§ **Problems to work on**
1. In the account of the Mongolia trip, around what year was Erdene Zuu Monastery built?
2. In the account of the Mongolia trip, repeat word for word the part that opens with the words containing "Domestic tourism has" and closes with "of the monastery.".

§ **Document**
[BEGIN]

In August 2017, we travelled across Central Mongolia over a period of 10 days. Our journey took us through National Parks, a lush forest, desolate valleys, nondescript towns, forgotten cities, and of course Ulaanbaatar. It was a trip of a lifetime and it has taken me a rather long time to complete our account (link of story so far) of our Mongolian journey. I’ve finally reached the last day of our trip and I hope you’ve enjoyed reading about our travels as much as I’ve enjoyed reminiscing about them.
Domestic tourism has grown in recent years in Mongolia. According to Boggi, our guide, many Mongolians have started exploring their country. And sure enough, we had seen domestic tourists line up, in their 4WD, at popular tourist landmarks. Outside the Erdene Zuu Monastery, some tourists had dressed in royal robes — probably rented from the stalls that dot the sidewalk. Back then, I didn’t notice the similarity between the noble woman’s costume and Queen Amidala from the Star Wars movie. Surprisingly, Basil (an avid Star Wars fan) didn’t notice it either.
We also spotted a bunch of kids dressed in royal silks. Unlike the adults, they took their role as royals pretty seriously and stood with fierce expressions at the entrance of the monastery.
I’ve noticed, no matter where you go, tourist places of interest will have some form of entertainment. I don’t subscribe to keeping birds tied up for human amusement and I’d love to set them free instead. However, Basil found it hard to resist the urge to make friends with that gorgeous female eagle. His childlike glee was difficult to ignore and I gave in. After a few clumsy tries, he managed to get her delicately balanced on his forearm and also have his moment of adoration. Judging by the picture, it looked like the love was mutual.
Erdene Zuu Monastery
On the inside, it was hard to imagine this site was once the heart of the mighty Mongolian Empire. There was virtually no trace of Chinggis Khaan’s capital city, Karakorum — built in 1220 and later expanded by his son. I had been eagerly waiting for this visit and felt disappointed by its emptiness. The last few remnants (stones) of the ancient capital were hidden in plain sight. Erdene Zuu Monastery dominated the scene and competed with the blue sky above it. White stupas formed a periphery that enclosed the temple complex and the remnants of the past within them.
Erdene Zuu Monastery was built around 1585 from the stones of the ancient capital city. The monastery has a checkered history shaped by the politics of the region. The temple complex was thriving before the purges that destroyed most of the Buddhist monasteries in Mongolia. It briefly became a museum during Soviet rule and was finally returned to the lamas in 1990.

[END]

§ **Entries shown**
[BEGIN]

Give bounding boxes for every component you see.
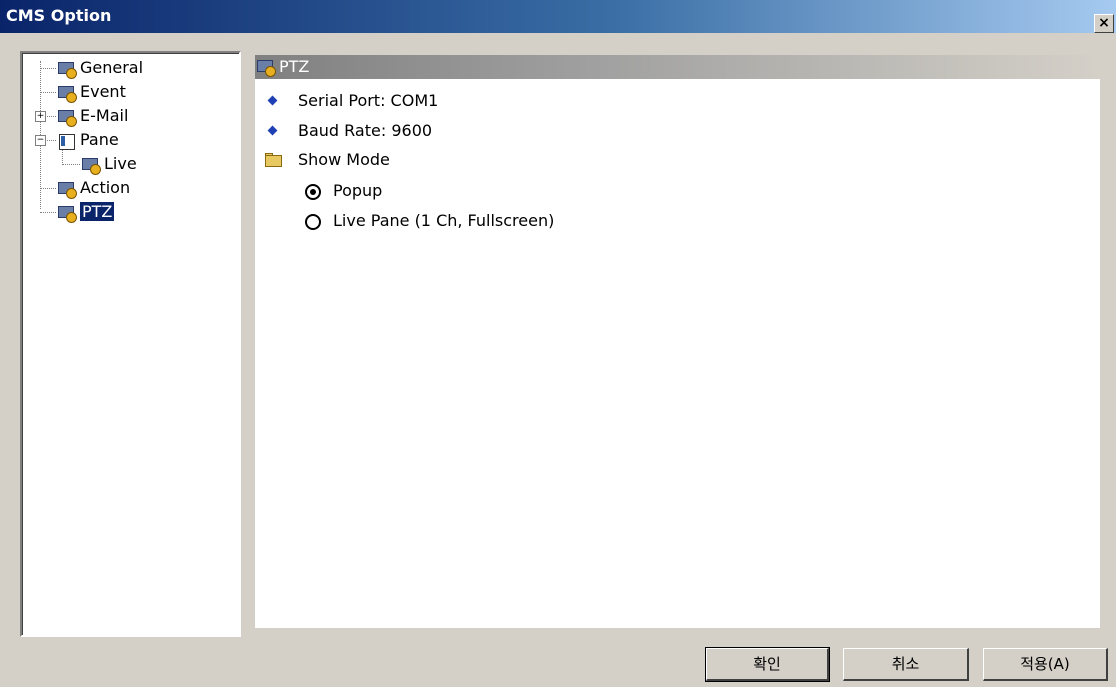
property-bullet-icon <box>267 125 278 136</box>
settings-icon <box>58 181 77 199</box>
radio-popup[interactable] <box>305 184 321 200</box>
collapse-icon[interactable]: − <box>35 135 46 146</box>
tree-item-event[interactable]: Event <box>58 81 126 103</box>
baud-rate-property[interactable]: Baud Rate: 9600 <box>298 119 432 143</box>
tree-line <box>40 188 56 189</box>
tree-item-label: Live <box>104 154 137 173</box>
title-bar: CMS Option × <box>0 0 1116 33</box>
option-tree[interactable]: General Event + E-Mail − Pane Live Actio… <box>20 51 241 637</box>
tree-line <box>40 68 56 69</box>
pane-icon <box>58 133 76 150</box>
close-icon: × <box>1098 15 1110 31</box>
settings-icon <box>58 205 77 223</box>
tree-item-live[interactable]: Live <box>82 153 137 175</box>
tree-line <box>62 149 63 163</box>
tree-item-label: Event <box>80 82 126 101</box>
tree-line <box>62 164 80 165</box>
panel-header: PTZ <box>255 55 1100 79</box>
tree-item-ptz[interactable]: PTZ <box>58 201 116 223</box>
close-button[interactable]: × <box>1094 14 1114 33</box>
show-mode-group: Show Mode <box>298 150 390 169</box>
tree-item-email[interactable]: E-Mail <box>58 105 128 127</box>
tree-item-label: E-Mail <box>80 106 129 125</box>
ok-button[interactable]: 확인 <box>705 647 830 682</box>
tree-item-label: PTZ <box>78 201 116 222</box>
window-title: CMS Option <box>6 6 112 25</box>
settings-icon <box>58 109 77 127</box>
panel-title: PTZ <box>279 57 310 76</box>
property-bullet-icon <box>267 95 278 106</box>
settings-icon <box>58 61 77 79</box>
settings-icon <box>58 85 77 103</box>
tree-item-label: General <box>80 58 144 77</box>
settings-icon <box>82 157 101 175</box>
tree-item-label: Action <box>80 178 131 197</box>
property-panel: PTZ Serial Port: COM1 Baud Rate: 9600 Sh… <box>255 55 1100 628</box>
tree-item-action[interactable]: Action <box>58 177 130 199</box>
radio-popup-label[interactable]: Popup <box>333 179 382 203</box>
expand-icon[interactable]: + <box>35 111 46 122</box>
radio-live-pane[interactable] <box>305 214 321 230</box>
radio-live-pane-label[interactable]: Live Pane (1 Ch, Fullscreen) <box>333 209 554 233</box>
tree-line <box>40 92 56 93</box>
folder-icon <box>265 153 282 167</box>
settings-icon <box>257 59 276 77</box>
apply-button[interactable]: 적용(A) <box>983 648 1108 681</box>
tree-item-label: Pane <box>80 130 119 149</box>
tree-item-general[interactable]: General <box>58 57 143 79</box>
cancel-button[interactable]: 취소 <box>843 648 969 681</box>
tree-line <box>40 212 56 213</box>
serial-port-property[interactable]: Serial Port: COM1 <box>298 89 438 113</box>
tree-item-pane[interactable]: Pane <box>58 129 119 151</box>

[END]

§ **Replies**
1. Around 1585.

2.
Domestic tourism has grown in recent years in Mongolia. According to Boggi, our guide, many Mongolians have started exploring their country. And sure enough, we had seen domestic tourists line up, in their 4WD, at popular tourist landmarks. Outside the Erdene Zuu Monastery, some tourists had dressed in royal robes — probably rented from the stalls that dot the sidewalk. Back then, I didn’t notice the similarity between the noble woman’s costume and Queen Amidala from the Star Wars movie. Surprisingly, Basil (an avid Star Wars fan) didn’t notice it either.
We also spotted a bunch of kids dressed in royal silks. Unlike the adults, they took their role as royals pretty seriously and stood with fierce expressions at the entrance of the monastery.